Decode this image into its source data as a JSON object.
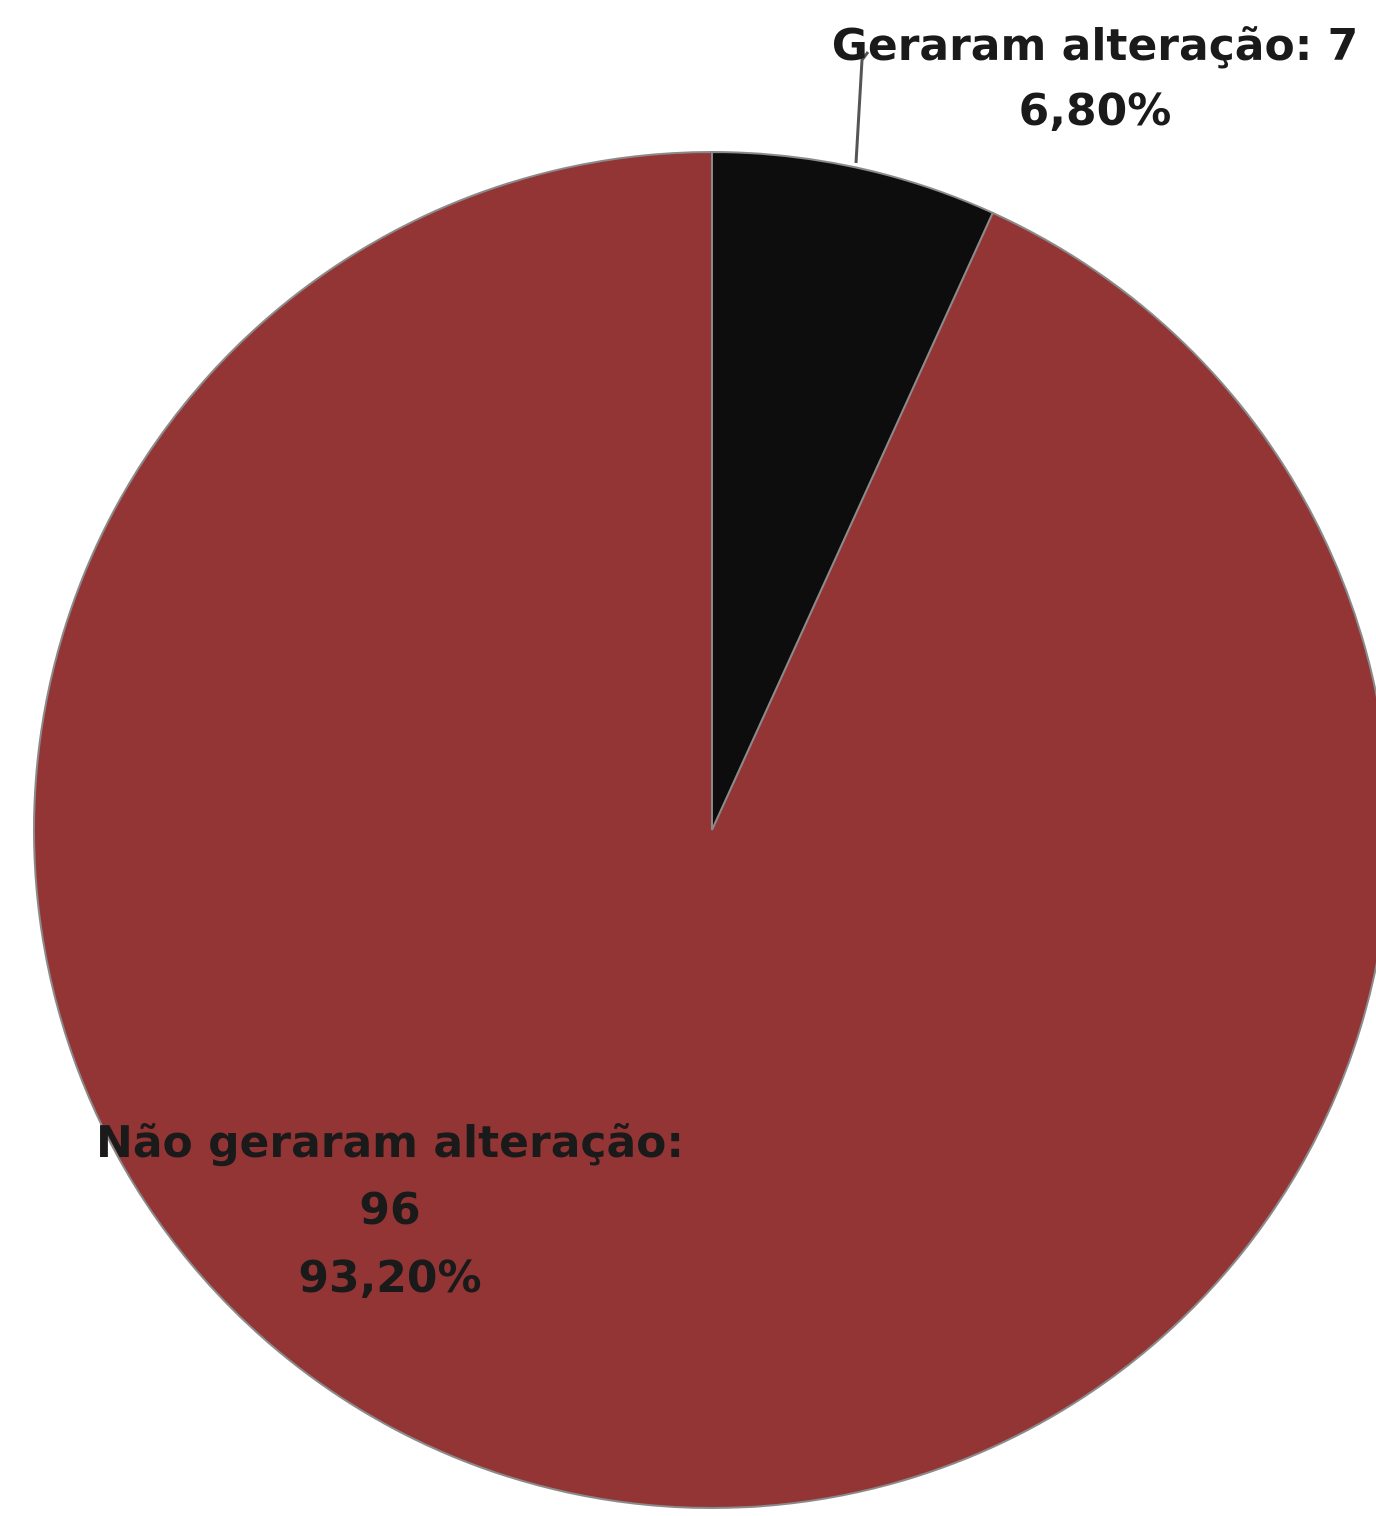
{
  "chart_data": {
    "type": "pie",
    "title": "",
    "slices": [
      {
        "label": "Geraram alteração",
        "value": 7,
        "percent": 6.8,
        "label_text": "Geraram alteração: 7",
        "percent_text": "6,80%",
        "color": "#0d0d0d"
      },
      {
        "label": "Não geraram alteração",
        "value": 96,
        "percent": 93.2,
        "label_text": "Não geraram alteração:",
        "value_text": "96",
        "percent_text": "93,20%",
        "color": "#933535"
      }
    ],
    "start_angle": "top",
    "direction": "clockwise",
    "legend": "none",
    "label_line_color": "#555555"
  }
}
----
EXERCISE DIRECTIONS: List all lines above in which the string "alteração" appears.

SOLUTION:
        "label": "Geraram alteração",
        "label_text": "Geraram alteração: 7",
        "label": "Não geraram alteração",
        "label_text": "Não geraram alteração:",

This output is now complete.